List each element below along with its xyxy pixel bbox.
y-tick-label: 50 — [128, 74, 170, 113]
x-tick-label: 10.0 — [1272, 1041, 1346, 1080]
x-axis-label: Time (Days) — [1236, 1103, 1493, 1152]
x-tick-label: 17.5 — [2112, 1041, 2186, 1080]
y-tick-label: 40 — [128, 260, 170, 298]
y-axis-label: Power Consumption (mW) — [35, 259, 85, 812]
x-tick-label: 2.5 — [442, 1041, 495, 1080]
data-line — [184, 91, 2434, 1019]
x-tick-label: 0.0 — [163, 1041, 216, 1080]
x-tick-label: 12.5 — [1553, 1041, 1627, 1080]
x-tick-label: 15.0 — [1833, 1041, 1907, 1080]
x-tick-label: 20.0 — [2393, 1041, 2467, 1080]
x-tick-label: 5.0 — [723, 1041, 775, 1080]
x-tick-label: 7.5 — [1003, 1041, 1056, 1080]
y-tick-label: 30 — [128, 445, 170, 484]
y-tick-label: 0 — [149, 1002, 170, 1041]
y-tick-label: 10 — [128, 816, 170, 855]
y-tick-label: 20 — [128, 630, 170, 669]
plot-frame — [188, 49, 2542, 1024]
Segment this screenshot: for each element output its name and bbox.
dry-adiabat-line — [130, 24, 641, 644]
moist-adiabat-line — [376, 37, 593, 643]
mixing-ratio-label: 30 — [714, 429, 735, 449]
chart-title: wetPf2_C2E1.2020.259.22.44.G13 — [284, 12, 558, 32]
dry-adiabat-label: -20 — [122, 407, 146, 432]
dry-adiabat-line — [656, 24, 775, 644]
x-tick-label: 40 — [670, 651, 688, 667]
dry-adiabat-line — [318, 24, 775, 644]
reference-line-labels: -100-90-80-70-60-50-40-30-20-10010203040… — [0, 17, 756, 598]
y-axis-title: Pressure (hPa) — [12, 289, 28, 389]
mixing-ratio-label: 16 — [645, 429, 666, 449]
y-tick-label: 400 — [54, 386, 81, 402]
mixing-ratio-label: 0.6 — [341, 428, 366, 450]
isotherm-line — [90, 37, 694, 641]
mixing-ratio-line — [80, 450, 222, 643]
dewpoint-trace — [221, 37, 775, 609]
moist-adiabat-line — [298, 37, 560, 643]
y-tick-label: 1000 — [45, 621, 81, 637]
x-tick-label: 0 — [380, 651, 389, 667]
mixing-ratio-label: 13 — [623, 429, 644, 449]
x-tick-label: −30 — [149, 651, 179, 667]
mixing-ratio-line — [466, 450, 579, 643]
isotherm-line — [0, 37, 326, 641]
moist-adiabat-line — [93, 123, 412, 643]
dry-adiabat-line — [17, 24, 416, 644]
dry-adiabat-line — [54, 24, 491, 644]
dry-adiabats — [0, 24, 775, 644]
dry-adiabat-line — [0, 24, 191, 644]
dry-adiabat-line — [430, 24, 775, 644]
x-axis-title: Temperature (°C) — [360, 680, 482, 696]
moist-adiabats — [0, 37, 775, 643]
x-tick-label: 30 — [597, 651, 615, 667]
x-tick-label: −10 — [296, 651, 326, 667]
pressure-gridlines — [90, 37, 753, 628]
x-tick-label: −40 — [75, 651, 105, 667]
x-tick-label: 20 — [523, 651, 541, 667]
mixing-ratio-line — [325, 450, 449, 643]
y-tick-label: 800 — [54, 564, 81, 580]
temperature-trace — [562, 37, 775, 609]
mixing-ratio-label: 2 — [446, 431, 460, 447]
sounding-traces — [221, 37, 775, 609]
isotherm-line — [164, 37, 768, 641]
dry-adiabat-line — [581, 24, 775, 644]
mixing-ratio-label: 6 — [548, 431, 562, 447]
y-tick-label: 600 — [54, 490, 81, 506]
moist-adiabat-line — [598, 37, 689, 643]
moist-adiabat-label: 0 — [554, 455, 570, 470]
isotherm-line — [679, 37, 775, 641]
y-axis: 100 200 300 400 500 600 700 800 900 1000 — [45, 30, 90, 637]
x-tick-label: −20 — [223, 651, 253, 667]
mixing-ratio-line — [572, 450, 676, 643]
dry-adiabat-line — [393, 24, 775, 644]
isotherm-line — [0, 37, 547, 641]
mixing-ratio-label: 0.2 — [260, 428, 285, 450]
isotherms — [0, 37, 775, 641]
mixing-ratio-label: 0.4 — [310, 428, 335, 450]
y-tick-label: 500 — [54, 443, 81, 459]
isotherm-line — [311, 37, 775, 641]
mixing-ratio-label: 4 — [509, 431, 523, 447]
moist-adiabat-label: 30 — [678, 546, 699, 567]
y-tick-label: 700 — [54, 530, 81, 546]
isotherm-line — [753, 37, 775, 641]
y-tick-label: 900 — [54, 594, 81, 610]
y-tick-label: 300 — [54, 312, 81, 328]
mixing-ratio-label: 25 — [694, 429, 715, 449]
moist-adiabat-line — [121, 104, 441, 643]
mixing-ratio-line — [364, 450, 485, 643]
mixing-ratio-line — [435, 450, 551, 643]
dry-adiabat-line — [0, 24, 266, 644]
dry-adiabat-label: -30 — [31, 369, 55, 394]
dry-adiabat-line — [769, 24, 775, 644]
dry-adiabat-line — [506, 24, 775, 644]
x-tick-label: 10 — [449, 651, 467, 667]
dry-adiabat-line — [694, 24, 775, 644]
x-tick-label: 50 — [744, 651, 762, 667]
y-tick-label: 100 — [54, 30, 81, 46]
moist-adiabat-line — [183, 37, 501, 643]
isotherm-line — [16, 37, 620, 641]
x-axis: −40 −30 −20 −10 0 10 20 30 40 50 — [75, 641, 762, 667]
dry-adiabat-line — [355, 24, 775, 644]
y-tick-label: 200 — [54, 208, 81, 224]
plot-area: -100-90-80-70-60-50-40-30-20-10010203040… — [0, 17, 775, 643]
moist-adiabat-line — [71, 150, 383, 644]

+ + + +

Task goal. Format each line of the listing above as a row of a Markdown table with the columns "Row" and "Entry". Leave out any blank lines.

Finished answer.
| Row | Entry |
|---|---|
| 1 | List each element below along with its xyxy pixel bbox. |
| 2 | y-tick-label: 50 — [128, 74, 170, 113] |
| 3 | x-tick-label: 10.0 — [1272, 1041, 1346, 1080] |
| 4 | x-axis-label: Time (Days) — [1236, 1103, 1493, 1152] |
| 5 | x-tick-label: 17.5 — [2112, 1041, 2186, 1080] |
| 6 | y-tick-label: 40 — [128, 260, 170, 298] |
| 7 | y-axis-label: Power Consumption (mW) — [35, 259, 85, 812] |
| 8 | x-tick-label: 2.5 — [442, 1041, 495, 1080] |
| 9 | data-line — [184, 91, 2434, 1019] |
| 10 | x-tick-label: 0.0 — [163, 1041, 216, 1080] |
| 11 | x-tick-label: 12.5 — [1553, 1041, 1627, 1080] |
| 12 | x-tick-label: 15.0 — [1833, 1041, 1907, 1080] |
| 13 | x-tick-label: 20.0 — [2393, 1041, 2467, 1080] |
| 14 | x-tick-label: 5.0 — [723, 1041, 775, 1080] |
| 15 | x-tick-label: 7.5 — [1003, 1041, 1056, 1080] |
| 16 | y-tick-label: 30 — [128, 445, 170, 484] |
| 17 | y-tick-label: 0 — [149, 1002, 170, 1041] |
| 18 | y-tick-label: 10 — [128, 816, 170, 855] |
| 19 | y-tick-label: 20 — [128, 630, 170, 669] |
| 20 | plot-frame — [188, 49, 2542, 1024] |
| 21 | Segment this screenshot: for each element output its name and bbox. |
| 22 | dry-adiabat-line — [130, 24, 641, 644] |
| 23 | moist-adiabat-line — [376, 37, 593, 643] |
| 24 | mixing-ratio-label: 30 — [714, 429, 735, 449] |
| 25 | chart-title: wetPf2_C2E1.2020.259.22.44.G13 — [284, 12, 558, 32] |
| 26 | dry-adiabat-label: -20 — [122, 407, 146, 432] |
| 27 | dry-adiabat-line — [656, 24, 775, 644] |
| 28 | x-tick-label: 40 — [670, 651, 688, 667] |
| 29 | dry-adiabat-line — [318, 24, 775, 644] |
| 30 | reference-line-labels: -100-90-80-70-60-50-40-30-20-10010203040… — [0, 17, 756, 598] |
| 31 | y-axis-title: Pressure (hPa) — [12, 289, 28, 389] |
| 32 | mixing-ratio-label: 16 — [645, 429, 666, 449] |
| 33 | y-tick-label: 400 — [54, 386, 81, 402] |
| 34 | mixing-ratio-label: 0.6 — [341, 428, 366, 450] |
| 35 | isotherm-line — [90, 37, 694, 641] |
| 36 | mixing-ratio-line — [80, 450, 222, 643] |
| 37 | dewpoint-trace — [221, 37, 775, 609] |
| 38 | moist-adiabat-line — [298, 37, 560, 643] |
| 39 | y-tick-label: 1000 — [45, 621, 81, 637] |
| 40 | x-tick-label: 0 — [380, 651, 389, 667] |
| 41 | mixing-ratio-label: 13 — [623, 429, 644, 449] |
| 42 | x-tick-label: −30 — [149, 651, 179, 667] |
| 43 | mixing-ratio-line — [466, 450, 579, 643] |
| 44 | isotherm-line — [0, 37, 326, 641] |
| 45 | moist-adiabat-line — [93, 123, 412, 643] |
| 46 | dry-adiabat-line — [17, 24, 416, 644] |
| 47 | dry-adiabat-line — [54, 24, 491, 644] |
| 48 | dry-adiabats — [0, 24, 775, 644] |
| 49 | dry-adiabat-line — [0, 24, 191, 644] |
| 50 | dry-adiabat-line — [430, 24, 775, 644] |
| 51 | x-axis-title: Temperature (°C) — [360, 680, 482, 696] |
| 52 | moist-adiabats — [0, 37, 775, 643] |
| 53 | x-tick-label: 30 — [597, 651, 615, 667] |
| 54 | x-tick-label: −10 — [296, 651, 326, 667] |
| 55 | pressure-gridlines — [90, 37, 753, 628] |
| 56 | x-tick-label: −40 — [75, 651, 105, 667] |
| 57 | x-tick-label: 20 — [523, 651, 541, 667] |
| 58 | mixing-ratio-line — [325, 450, 449, 643] |
| 59 | y-tick-label: 800 — [54, 564, 81, 580] |
| 60 | temperature-trace — [562, 37, 775, 609] |
| 61 | mixing-ratio-label: 2 — [446, 431, 460, 447] |
| 62 | sounding-traces — [221, 37, 775, 609] |
| 63 | isotherm-line — [164, 37, 768, 641] |
| 64 | dry-adiabat-line — [581, 24, 775, 644] |
| 65 | mixing-ratio-label: 6 — [548, 431, 562, 447] |
| 66 | y-tick-label: 600 — [54, 490, 81, 506] |
| 67 | moist-adiabat-line — [598, 37, 689, 643] |
| 68 | moist-adiabat-label: 0 — [554, 455, 570, 470] |
| 69 | isotherm-line — [679, 37, 775, 641] |
| 70 | y-axis: 100 200 300 400 500 600 700 800 900 1000 — [45, 30, 90, 637] |
| 71 | x-tick-label: −20 — [223, 651, 253, 667] |
| 72 | mixing-ratio-line — [572, 450, 676, 643] |
| 73 | dry-adiabat-line — [393, 24, 775, 644] |
| 74 | isotherm-line — [0, 37, 547, 641] |
| 75 | mixing-ratio-label: 0.2 — [260, 428, 285, 450] |
| 76 | isotherms — [0, 37, 775, 641] |
| 77 | mixing-ratio-label: 0.4 — [310, 428, 335, 450] |
| 78 | y-tick-label: 500 — [54, 443, 81, 459] |
| 79 | isotherm-line — [311, 37, 775, 641] |
| 80 | mixing-ratio-label: 4 — [509, 431, 523, 447] |
| 81 | moist-adiabat-label: 30 — [678, 546, 699, 567] |
| 82 | y-tick-label: 700 — [54, 530, 81, 546] |
| 83 | isotherm-line — [753, 37, 775, 641] |
| 84 | y-tick-label: 900 — [54, 594, 81, 610] |
| 85 | y-tick-label: 300 — [54, 312, 81, 328] |
| 86 | mixing-ratio-label: 25 — [694, 429, 715, 449] |
| 87 | moist-adiabat-line — [121, 104, 441, 643] |
| 88 | mixing-ratio-line — [364, 450, 485, 643] |
| 89 | mixing-ratio-line — [435, 450, 551, 643] |
| 90 | dry-adiabat-line — [0, 24, 266, 644] |
| 91 | dry-adiabat-label: -30 — [31, 369, 55, 394] |
| 92 | dry-adiabat-line — [769, 24, 775, 644] |
| 93 | dry-adiabat-line — [506, 24, 775, 644] |
| 94 | x-tick-label: 10 — [449, 651, 467, 667] |
| 95 | dry-adiabat-line — [694, 24, 775, 644] |
| 96 | x-tick-label: 50 — [744, 651, 762, 667] |
| 97 | y-tick-label: 100 — [54, 30, 81, 46] |
| 98 | moist-adiabat-line — [183, 37, 501, 643] |
| 99 | isotherm-line — [16, 37, 620, 641] |
| 100 | x-axis: −40 −30 −20 −10 0 10 20 30 40 50 — [75, 641, 762, 667] |
| 101 | dry-adiabat-line — [355, 24, 775, 644] |
| 102 | y-tick-label: 200 — [54, 208, 81, 224] |
| 103 | plot-area: -100-90-80-70-60-50-40-30-20-10010203040… — [0, 17, 775, 643] |
| 104 | moist-adiabat-line — [71, 150, 383, 644] |